[Stored records]
···

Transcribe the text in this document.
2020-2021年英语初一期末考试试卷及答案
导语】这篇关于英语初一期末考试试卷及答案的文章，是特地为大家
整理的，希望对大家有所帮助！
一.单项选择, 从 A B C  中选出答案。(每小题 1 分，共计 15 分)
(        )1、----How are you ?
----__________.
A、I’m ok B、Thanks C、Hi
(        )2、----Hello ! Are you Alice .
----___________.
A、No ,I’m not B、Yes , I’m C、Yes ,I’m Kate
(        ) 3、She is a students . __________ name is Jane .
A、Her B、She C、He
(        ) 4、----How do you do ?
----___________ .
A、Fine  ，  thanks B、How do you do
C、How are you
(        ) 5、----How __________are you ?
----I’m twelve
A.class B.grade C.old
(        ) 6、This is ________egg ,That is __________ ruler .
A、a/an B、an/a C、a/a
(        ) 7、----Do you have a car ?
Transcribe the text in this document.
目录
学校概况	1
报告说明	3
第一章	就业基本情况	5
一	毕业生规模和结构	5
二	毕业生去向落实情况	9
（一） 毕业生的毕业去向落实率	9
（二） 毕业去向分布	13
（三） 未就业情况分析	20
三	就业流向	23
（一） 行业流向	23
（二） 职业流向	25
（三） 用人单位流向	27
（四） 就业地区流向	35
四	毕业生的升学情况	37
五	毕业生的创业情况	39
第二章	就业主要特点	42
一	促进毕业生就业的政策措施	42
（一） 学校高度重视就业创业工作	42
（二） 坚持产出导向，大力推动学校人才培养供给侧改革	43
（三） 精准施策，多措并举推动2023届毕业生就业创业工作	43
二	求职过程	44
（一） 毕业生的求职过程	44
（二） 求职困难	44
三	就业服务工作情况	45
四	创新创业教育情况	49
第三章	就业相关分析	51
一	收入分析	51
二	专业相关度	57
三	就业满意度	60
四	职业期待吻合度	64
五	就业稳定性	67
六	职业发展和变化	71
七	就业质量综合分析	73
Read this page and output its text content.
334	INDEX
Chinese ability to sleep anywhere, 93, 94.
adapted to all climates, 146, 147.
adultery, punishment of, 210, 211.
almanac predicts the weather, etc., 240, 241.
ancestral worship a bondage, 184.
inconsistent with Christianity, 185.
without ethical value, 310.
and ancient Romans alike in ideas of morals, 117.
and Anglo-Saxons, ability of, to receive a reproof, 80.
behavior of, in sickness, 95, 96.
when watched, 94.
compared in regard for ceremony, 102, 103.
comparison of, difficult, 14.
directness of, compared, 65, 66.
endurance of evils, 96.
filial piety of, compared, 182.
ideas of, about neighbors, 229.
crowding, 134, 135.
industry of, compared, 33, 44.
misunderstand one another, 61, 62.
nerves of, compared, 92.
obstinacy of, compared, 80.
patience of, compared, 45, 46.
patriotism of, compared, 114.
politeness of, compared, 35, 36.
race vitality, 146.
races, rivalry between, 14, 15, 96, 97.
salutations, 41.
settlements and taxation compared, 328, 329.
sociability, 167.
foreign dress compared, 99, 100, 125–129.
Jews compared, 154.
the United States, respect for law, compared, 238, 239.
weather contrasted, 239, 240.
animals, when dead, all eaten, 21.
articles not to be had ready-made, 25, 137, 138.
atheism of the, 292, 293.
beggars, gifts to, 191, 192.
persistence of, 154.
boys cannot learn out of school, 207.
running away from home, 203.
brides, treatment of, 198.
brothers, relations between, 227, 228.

···

§ What to do: Check each line above for "ideas" and return the ones that have it.

§ Written answer:
and ancient Romans alike in ideas of morals, 117.
ideas of, about neighbors, 229.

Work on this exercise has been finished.